##### Excerpted data
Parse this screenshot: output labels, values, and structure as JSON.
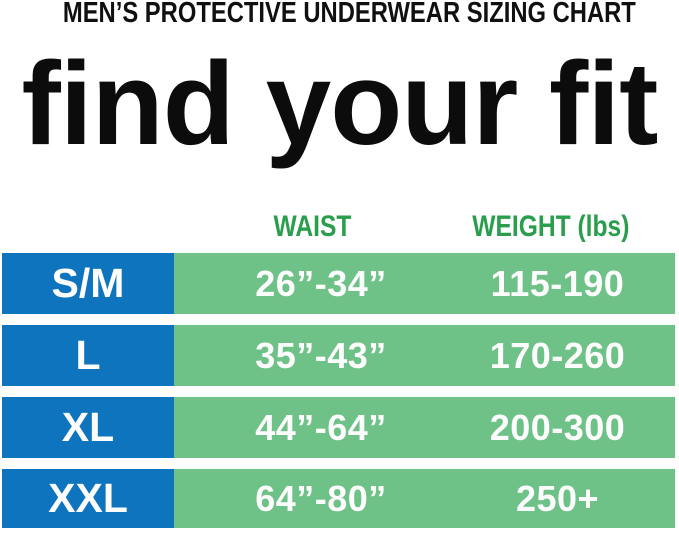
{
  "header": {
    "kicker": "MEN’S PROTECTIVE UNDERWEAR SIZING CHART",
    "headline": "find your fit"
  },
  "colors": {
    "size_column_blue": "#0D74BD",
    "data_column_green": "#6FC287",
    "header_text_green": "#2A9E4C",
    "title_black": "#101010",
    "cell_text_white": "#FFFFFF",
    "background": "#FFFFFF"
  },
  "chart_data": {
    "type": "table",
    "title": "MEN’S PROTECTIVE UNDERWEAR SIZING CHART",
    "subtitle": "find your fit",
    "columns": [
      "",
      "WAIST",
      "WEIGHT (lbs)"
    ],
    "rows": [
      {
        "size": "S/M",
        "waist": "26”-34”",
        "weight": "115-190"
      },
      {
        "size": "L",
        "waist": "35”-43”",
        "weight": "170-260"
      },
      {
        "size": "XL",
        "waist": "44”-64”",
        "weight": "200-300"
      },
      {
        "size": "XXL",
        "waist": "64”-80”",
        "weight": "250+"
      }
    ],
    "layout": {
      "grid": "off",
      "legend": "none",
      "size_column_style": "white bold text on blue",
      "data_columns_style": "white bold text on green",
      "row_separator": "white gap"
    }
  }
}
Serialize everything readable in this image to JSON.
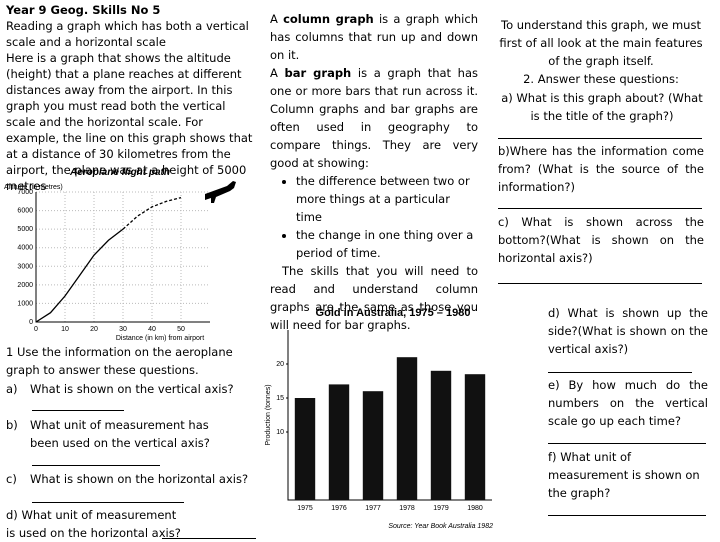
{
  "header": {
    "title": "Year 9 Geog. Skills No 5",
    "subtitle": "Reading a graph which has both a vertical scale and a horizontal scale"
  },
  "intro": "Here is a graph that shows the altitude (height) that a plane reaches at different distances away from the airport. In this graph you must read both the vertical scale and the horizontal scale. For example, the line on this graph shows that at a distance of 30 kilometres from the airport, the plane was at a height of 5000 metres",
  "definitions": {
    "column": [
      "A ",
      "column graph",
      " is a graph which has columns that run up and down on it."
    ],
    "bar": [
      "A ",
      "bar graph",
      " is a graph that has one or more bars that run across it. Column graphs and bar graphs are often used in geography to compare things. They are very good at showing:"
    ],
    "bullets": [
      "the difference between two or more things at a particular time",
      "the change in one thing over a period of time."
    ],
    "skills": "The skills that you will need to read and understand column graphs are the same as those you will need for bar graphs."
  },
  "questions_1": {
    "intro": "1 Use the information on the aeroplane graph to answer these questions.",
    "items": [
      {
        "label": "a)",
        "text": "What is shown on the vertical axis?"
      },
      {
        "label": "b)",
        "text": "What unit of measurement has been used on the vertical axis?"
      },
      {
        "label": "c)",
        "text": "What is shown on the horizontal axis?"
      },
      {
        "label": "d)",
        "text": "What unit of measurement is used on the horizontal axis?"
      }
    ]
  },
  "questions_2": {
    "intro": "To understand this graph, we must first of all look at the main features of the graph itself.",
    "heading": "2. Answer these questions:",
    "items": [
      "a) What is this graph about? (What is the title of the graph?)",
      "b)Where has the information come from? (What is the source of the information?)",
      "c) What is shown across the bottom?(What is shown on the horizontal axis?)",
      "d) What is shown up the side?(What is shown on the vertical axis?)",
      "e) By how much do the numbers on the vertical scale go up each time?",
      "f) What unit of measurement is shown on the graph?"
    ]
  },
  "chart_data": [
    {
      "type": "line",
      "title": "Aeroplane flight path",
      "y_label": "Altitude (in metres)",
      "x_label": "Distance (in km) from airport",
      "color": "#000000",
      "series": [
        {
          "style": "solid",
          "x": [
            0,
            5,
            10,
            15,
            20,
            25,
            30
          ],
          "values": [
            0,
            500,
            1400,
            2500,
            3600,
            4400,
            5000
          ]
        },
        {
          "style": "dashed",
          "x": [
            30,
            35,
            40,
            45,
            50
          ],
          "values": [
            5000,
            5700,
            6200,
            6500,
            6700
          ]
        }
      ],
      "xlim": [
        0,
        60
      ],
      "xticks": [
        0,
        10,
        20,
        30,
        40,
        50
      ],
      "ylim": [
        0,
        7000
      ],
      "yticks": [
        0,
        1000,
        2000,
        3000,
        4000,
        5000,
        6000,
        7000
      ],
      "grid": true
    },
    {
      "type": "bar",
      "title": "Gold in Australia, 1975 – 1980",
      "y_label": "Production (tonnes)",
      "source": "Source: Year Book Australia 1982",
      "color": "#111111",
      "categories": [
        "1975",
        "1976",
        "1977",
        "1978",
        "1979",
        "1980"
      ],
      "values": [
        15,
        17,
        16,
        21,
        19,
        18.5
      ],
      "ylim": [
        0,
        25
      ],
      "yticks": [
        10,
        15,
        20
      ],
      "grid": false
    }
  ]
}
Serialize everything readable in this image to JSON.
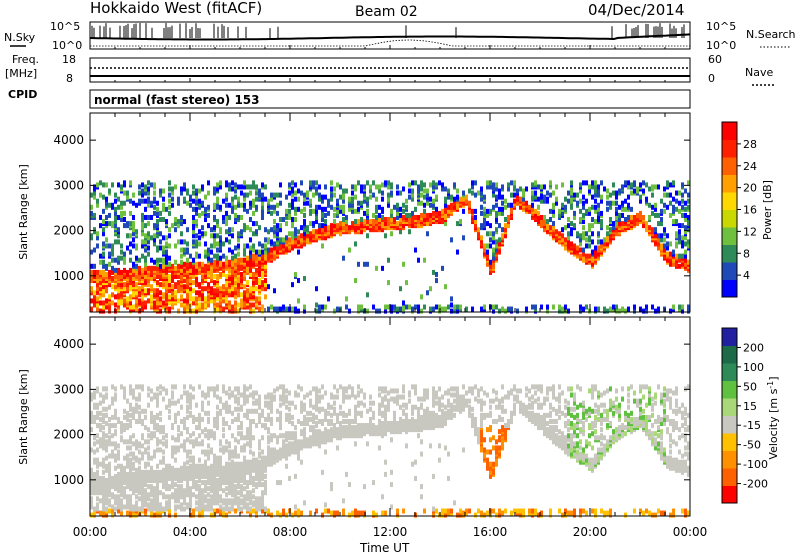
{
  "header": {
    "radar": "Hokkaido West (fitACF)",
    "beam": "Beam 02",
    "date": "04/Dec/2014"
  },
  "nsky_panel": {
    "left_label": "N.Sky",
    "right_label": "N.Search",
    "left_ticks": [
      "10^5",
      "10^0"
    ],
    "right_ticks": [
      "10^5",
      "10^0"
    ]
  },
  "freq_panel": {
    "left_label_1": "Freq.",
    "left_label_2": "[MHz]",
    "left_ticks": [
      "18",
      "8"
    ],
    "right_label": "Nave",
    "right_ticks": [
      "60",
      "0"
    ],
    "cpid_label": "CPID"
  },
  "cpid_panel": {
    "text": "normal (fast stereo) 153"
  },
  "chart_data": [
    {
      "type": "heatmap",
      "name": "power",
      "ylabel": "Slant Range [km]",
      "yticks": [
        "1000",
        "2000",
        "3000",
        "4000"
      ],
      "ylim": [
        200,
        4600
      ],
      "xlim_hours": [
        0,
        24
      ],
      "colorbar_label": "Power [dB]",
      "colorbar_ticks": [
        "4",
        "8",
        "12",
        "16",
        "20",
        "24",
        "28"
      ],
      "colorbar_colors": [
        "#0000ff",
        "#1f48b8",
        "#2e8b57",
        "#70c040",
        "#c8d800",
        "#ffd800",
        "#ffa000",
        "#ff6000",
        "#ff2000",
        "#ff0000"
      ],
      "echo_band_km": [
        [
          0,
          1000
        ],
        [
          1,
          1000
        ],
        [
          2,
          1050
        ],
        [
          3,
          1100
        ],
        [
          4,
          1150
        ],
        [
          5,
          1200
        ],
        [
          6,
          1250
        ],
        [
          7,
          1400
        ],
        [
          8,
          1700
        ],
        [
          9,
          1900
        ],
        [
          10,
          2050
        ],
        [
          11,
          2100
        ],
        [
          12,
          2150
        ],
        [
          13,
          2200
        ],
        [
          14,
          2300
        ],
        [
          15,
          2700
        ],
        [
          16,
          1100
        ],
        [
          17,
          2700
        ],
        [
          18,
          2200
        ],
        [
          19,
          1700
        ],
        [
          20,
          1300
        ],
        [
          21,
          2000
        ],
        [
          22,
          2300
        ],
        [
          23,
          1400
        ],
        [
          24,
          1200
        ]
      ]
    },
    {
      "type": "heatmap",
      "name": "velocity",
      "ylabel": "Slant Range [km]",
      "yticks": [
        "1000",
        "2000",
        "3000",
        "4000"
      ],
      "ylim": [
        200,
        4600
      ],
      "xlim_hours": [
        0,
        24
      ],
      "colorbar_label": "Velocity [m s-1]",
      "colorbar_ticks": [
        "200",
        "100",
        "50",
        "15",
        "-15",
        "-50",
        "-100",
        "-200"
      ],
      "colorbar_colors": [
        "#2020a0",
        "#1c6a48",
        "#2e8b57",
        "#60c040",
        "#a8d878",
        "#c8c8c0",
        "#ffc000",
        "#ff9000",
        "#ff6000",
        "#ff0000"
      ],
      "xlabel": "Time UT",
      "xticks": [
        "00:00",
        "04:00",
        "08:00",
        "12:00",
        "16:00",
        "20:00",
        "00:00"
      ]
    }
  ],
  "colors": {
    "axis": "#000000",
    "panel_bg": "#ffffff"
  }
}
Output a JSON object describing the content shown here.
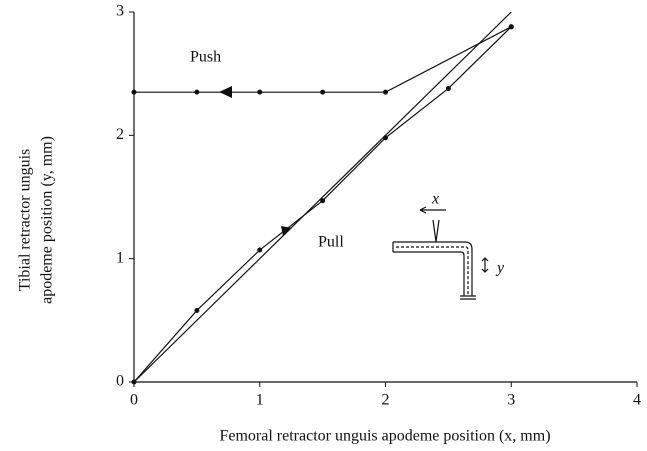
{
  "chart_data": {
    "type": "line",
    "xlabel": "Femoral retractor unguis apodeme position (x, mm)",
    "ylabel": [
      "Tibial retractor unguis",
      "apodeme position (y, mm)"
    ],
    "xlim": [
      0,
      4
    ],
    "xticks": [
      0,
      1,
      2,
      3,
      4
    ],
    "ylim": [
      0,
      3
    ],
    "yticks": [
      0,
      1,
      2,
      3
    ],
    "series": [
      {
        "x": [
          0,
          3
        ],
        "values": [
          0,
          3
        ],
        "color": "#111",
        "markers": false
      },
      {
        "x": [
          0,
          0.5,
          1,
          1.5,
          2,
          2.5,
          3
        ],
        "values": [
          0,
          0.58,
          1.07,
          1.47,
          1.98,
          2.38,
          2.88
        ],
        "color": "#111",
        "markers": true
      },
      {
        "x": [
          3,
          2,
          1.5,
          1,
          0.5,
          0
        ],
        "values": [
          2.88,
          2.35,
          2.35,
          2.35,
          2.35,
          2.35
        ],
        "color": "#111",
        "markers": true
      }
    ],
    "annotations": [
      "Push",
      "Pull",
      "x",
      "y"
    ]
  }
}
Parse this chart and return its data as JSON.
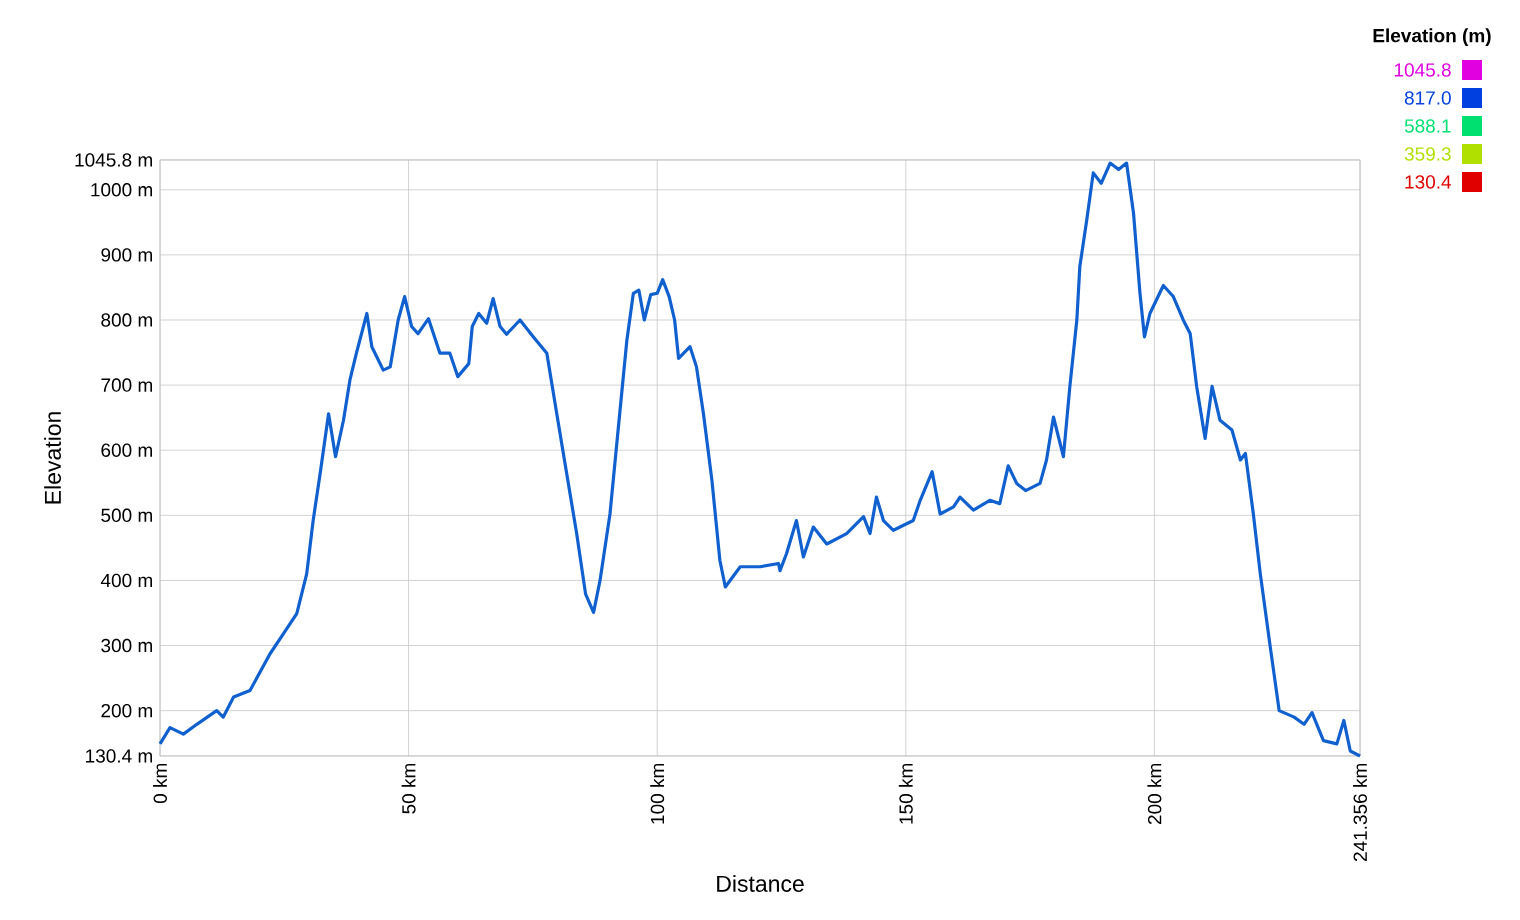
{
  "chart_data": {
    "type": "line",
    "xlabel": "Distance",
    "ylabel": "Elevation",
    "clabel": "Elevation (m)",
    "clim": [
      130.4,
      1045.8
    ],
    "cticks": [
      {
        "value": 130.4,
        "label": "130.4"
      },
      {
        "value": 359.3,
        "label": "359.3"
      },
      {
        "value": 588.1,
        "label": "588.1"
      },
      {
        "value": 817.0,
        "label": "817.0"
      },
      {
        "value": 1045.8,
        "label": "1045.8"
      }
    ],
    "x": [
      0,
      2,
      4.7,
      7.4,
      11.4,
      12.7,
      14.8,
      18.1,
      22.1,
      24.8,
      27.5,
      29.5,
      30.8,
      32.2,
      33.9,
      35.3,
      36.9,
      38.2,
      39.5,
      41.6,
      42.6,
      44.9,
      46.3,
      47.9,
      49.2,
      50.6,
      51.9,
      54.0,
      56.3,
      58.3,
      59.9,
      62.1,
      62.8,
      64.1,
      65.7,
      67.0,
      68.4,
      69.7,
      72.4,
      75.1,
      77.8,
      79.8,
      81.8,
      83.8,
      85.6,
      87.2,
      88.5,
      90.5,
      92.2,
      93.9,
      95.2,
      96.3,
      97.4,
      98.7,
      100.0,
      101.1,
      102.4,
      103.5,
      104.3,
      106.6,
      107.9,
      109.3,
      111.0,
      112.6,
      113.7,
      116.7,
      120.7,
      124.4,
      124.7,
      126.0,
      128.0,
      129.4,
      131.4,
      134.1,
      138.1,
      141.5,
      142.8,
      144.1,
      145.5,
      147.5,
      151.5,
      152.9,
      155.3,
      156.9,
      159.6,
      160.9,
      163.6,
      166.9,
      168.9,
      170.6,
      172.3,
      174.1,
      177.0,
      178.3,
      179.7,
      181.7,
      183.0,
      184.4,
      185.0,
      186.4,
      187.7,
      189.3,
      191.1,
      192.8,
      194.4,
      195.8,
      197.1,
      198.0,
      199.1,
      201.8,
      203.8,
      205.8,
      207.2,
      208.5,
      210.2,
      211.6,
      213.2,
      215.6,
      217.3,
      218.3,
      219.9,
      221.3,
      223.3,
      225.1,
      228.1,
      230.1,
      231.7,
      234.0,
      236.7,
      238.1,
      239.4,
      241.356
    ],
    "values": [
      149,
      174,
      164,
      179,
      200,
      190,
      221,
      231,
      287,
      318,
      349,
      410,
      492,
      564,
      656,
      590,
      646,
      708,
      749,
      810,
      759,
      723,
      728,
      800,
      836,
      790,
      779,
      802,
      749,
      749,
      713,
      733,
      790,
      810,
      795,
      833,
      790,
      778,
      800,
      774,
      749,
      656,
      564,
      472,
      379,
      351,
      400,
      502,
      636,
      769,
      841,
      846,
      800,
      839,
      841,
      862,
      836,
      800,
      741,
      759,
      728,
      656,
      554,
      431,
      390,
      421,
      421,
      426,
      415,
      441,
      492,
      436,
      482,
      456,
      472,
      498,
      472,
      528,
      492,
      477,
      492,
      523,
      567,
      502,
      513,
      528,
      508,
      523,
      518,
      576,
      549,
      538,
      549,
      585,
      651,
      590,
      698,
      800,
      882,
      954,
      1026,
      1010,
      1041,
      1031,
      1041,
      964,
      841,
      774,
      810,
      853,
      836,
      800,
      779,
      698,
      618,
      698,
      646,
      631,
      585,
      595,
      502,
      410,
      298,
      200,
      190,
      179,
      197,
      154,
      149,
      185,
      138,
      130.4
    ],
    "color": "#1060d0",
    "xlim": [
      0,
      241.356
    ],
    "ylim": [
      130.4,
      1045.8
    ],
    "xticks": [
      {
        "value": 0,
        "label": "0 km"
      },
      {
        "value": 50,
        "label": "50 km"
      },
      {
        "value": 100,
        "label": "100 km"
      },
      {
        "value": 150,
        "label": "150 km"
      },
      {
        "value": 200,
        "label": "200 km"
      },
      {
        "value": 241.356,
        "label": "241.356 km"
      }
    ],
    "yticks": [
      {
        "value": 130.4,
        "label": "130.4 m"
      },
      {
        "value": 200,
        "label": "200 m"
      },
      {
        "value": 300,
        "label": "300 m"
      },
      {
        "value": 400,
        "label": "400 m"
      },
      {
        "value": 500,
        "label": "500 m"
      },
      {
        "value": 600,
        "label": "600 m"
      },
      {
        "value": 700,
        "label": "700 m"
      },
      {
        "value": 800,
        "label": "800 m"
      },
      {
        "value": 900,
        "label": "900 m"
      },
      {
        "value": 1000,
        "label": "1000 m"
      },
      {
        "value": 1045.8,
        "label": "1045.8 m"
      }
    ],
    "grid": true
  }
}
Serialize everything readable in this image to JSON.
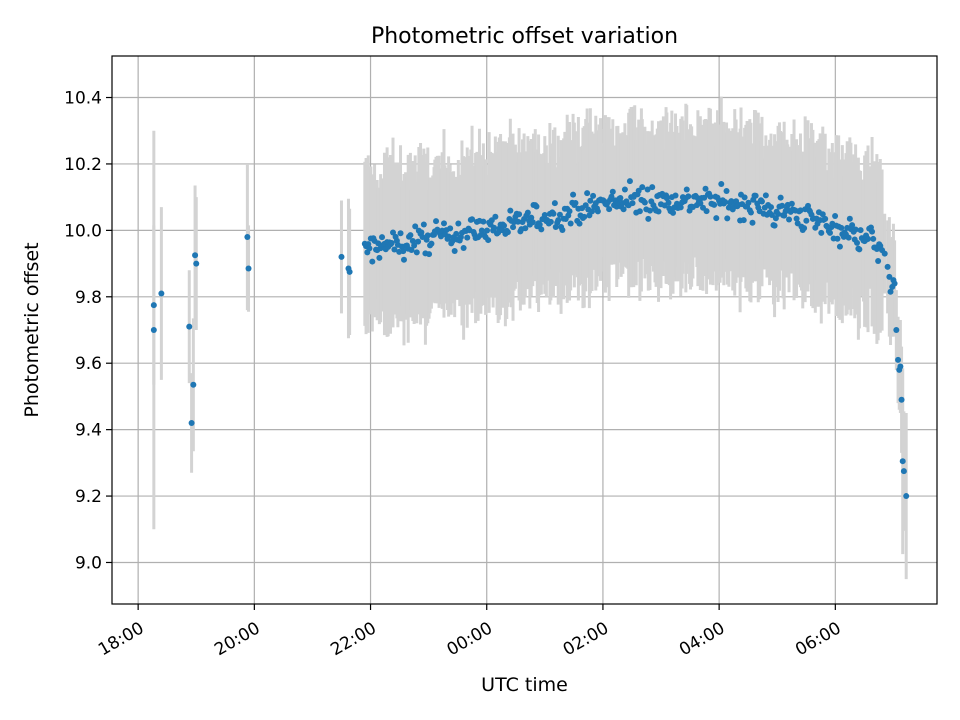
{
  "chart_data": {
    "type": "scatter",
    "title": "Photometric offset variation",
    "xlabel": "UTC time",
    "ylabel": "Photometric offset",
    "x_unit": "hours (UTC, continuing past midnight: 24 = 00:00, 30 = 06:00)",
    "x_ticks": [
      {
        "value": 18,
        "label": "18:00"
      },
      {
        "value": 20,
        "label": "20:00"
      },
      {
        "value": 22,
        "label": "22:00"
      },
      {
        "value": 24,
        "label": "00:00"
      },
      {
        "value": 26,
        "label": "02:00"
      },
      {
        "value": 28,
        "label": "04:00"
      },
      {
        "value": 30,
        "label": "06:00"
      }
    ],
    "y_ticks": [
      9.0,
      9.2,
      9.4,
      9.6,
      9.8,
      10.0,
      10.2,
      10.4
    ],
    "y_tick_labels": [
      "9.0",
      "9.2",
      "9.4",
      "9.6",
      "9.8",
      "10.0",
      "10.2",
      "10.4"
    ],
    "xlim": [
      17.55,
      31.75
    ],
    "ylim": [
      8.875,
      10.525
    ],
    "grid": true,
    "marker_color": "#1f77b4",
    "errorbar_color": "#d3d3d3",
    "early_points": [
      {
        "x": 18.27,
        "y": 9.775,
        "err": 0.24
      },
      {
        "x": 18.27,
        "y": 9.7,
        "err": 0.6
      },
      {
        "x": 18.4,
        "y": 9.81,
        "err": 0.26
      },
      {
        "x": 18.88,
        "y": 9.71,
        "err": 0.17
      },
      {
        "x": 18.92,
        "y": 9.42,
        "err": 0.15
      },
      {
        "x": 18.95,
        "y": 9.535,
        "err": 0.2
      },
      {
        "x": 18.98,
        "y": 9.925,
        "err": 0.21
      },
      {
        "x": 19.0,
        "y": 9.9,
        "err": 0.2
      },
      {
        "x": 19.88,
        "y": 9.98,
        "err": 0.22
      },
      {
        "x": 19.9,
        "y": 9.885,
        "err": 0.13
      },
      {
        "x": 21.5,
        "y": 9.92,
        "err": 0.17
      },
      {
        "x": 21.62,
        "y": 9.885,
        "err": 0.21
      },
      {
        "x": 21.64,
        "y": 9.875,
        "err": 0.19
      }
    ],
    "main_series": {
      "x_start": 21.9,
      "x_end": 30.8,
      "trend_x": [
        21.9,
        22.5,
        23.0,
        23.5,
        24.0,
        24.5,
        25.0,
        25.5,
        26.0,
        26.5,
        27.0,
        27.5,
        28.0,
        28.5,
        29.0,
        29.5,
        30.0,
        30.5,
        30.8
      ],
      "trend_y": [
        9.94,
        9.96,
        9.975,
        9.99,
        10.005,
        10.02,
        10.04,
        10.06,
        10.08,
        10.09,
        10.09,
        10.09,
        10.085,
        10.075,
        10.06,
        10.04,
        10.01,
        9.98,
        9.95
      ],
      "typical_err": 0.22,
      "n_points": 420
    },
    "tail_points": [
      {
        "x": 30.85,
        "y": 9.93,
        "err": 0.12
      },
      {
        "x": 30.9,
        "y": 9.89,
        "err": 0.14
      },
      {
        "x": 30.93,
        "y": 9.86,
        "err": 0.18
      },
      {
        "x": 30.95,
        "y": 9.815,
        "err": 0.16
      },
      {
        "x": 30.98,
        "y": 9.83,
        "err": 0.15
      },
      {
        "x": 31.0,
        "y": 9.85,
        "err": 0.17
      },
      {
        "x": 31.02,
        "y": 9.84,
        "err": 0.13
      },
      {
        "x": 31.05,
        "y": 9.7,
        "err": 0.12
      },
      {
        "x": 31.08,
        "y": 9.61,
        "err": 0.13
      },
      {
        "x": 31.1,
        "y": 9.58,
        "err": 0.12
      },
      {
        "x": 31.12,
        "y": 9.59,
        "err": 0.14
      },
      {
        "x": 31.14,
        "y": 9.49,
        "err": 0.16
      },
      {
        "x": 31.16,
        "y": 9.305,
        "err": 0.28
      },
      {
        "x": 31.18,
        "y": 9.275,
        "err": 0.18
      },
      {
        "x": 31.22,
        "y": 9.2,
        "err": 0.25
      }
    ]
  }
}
##########
Job >>
Go through the material above and copy each line that has the word "offset".

Response to the exercise >>
    "title": "Photometric offset variation",
    "ylabel": "Photometric offset",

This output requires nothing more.